# Data lines:
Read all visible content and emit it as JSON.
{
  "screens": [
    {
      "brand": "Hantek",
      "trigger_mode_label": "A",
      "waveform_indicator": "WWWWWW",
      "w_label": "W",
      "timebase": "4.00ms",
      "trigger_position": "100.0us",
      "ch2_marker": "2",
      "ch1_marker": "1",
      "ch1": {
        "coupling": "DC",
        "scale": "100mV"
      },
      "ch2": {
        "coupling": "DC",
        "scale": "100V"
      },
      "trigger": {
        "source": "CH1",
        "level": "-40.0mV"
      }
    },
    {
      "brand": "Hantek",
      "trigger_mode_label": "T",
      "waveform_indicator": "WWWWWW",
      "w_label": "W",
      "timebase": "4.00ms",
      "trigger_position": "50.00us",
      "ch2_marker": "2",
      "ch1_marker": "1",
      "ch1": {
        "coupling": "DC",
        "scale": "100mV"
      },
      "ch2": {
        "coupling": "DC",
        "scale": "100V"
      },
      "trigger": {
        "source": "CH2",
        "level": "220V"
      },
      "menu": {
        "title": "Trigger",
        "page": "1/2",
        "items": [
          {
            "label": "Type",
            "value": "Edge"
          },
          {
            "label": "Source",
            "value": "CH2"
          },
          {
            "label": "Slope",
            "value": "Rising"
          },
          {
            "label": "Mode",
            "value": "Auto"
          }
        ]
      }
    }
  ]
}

# Exercise aim:
Without changing a word, restate the whole listing.

# Result of this task:
Read all visible content and emit it as JSON.
{
  "screens": [
    {
      "brand": "Hantek",
      "trigger_mode_label": "A",
      "waveform_indicator": "WWWWWW",
      "w_label": "W",
      "timebase": "4.00ms",
      "trigger_position": "100.0us",
      "ch2_marker": "2",
      "ch1_marker": "1",
      "ch1": {
        "coupling": "DC",
        "scale": "100mV"
      },
      "ch2": {
        "coupling": "DC",
        "scale": "100V"
      },
      "trigger": {
        "source": "CH1",
        "level": "-40.0mV"
      }
    },
    {
      "brand": "Hantek",
      "trigger_mode_label": "T",
      "waveform_indicator": "WWWWWW",
      "w_label": "W",
      "timebase": "4.00ms",
      "trigger_position": "50.00us",
      "ch2_marker": "2",
      "ch1_marker": "1",
      "ch1": {
        "coupling": "DC",
        "scale": "100mV"
      },
      "ch2": {
        "coupling": "DC",
        "scale": "100V"
      },
      "trigger": {
        "source": "CH2",
        "level": "220V"
      },
      "menu": {
        "title": "Trigger",
        "page": "1/2",
        "items": [
          {
            "label": "Type",
            "value": "Edge"
          },
          {
            "label": "Source",
            "value": "CH2"
          },
          {
            "label": "Slope",
            "value": "Rising"
          },
          {
            "label": "Mode",
            "value": "Auto"
          }
        ]
      }
    }
  ]
}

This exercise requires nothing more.